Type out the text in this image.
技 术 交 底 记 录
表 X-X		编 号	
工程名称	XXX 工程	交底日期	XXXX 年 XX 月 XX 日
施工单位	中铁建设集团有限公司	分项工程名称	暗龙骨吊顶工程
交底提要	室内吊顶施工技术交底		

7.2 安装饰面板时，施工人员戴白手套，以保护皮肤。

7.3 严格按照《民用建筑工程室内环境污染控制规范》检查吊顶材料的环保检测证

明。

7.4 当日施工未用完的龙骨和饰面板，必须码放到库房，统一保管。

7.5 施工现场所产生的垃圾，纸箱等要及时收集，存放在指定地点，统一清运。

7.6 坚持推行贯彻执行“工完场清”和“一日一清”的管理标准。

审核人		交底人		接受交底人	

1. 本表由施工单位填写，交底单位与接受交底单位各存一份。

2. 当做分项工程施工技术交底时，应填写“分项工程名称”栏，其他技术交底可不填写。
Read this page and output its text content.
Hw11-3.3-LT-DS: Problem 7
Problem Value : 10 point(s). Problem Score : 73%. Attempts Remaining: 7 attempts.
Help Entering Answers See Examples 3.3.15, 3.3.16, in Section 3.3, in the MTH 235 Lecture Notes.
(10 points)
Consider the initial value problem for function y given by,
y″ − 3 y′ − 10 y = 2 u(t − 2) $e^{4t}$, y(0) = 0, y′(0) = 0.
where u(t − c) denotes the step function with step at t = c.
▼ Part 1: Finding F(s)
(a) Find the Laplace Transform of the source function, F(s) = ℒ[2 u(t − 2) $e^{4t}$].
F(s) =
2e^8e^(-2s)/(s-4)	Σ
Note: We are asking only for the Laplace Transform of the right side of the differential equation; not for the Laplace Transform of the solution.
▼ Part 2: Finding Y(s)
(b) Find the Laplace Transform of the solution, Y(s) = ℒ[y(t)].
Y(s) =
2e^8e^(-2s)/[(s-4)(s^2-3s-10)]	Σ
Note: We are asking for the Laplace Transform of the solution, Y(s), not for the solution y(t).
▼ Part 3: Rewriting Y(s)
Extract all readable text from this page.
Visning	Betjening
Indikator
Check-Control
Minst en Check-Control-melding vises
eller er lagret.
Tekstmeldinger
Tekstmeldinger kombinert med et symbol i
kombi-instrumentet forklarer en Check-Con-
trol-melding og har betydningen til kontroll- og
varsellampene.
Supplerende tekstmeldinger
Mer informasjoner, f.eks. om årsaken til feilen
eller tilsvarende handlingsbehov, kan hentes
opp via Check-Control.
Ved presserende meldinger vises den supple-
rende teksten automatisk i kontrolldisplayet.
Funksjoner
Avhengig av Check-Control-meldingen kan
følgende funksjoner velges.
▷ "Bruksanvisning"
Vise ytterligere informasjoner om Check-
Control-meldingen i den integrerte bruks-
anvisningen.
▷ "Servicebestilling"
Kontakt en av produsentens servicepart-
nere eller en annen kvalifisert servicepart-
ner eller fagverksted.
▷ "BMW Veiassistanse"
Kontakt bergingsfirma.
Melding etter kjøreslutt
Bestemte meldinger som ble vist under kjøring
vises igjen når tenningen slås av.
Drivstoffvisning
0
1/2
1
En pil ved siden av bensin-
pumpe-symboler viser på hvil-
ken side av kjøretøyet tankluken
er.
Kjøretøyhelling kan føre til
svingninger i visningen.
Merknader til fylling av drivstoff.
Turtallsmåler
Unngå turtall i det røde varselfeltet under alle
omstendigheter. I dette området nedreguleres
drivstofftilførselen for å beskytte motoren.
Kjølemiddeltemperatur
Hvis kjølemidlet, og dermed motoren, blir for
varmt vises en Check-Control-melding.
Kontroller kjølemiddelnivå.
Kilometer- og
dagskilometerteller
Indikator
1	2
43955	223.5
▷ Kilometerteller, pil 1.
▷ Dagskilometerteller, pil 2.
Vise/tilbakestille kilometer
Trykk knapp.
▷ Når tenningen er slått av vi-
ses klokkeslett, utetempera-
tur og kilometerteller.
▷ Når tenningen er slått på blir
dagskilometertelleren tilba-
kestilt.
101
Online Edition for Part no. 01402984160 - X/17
+--
Repeat the lines from the one containing "Extract all readable text from this page." through the end of the listing, exactly and without any other lines; both ends are included.

ANSWER IN FULL:
Extract all readable text from this page.
Visning	Betjening
Indikator
Check-Control
Minst en Check-Control-melding vises
eller er lagret.
Tekstmeldinger
Tekstmeldinger kombinert med et symbol i
kombi-instrumentet forklarer en Check-Con-
trol-melding og har betydningen til kontroll- og
varsellampene.
Supplerende tekstmeldinger
Mer informasjoner, f.eks. om årsaken til feilen
eller tilsvarende handlingsbehov, kan hentes
opp via Check-Control.
Ved presserende meldinger vises den supple-
rende teksten automatisk i kontrolldisplayet.
Funksjoner
Avhengig av Check-Control-meldingen kan
følgende funksjoner velges.
▷ "Bruksanvisning"
Vise ytterligere informasjoner om Check-
Control-meldingen i den integrerte bruks-
anvisningen.
▷ "Servicebestilling"
Kontakt en av produsentens servicepart-
nere eller en annen kvalifisert servicepart-
ner eller fagverksted.
▷ "BMW Veiassistanse"
Kontakt bergingsfirma.
Melding etter kjøreslutt
Bestemte meldinger som ble vist under kjøring
vises igjen når tenningen slås av.
Drivstoffvisning
0
1/2
1
En pil ved siden av bensin-
pumpe-symboler viser på hvil-
ken side av kjøretøyet tankluken
er.
Kjøretøyhelling kan føre til
svingninger i visningen.
Merknader til fylling av drivstoff.
Turtallsmåler
Unngå turtall i det røde varselfeltet under alle
omstendigheter. I dette området nedreguleres
drivstofftilførselen for å beskytte motoren.
Kjølemiddeltemperatur
Hvis kjølemidlet, og dermed motoren, blir for
varmt vises en Check-Control-melding.
Kontroller kjølemiddelnivå.
Kilometer- og
dagskilometerteller
Indikator
1	2
43955	223.5
▷ Kilometerteller, pil 1.
▷ Dagskilometerteller, pil 2.
Vise/tilbakestille kilometer
Trykk knapp.
▷ Når tenningen er slått av vi-
ses klokkeslett, utetempera-
tur og kilometerteller.
▷ Når tenningen er slått på blir
dagskilometertelleren tilba-
kestilt.
101
Online Edition for Part no. 01402984160 - X/17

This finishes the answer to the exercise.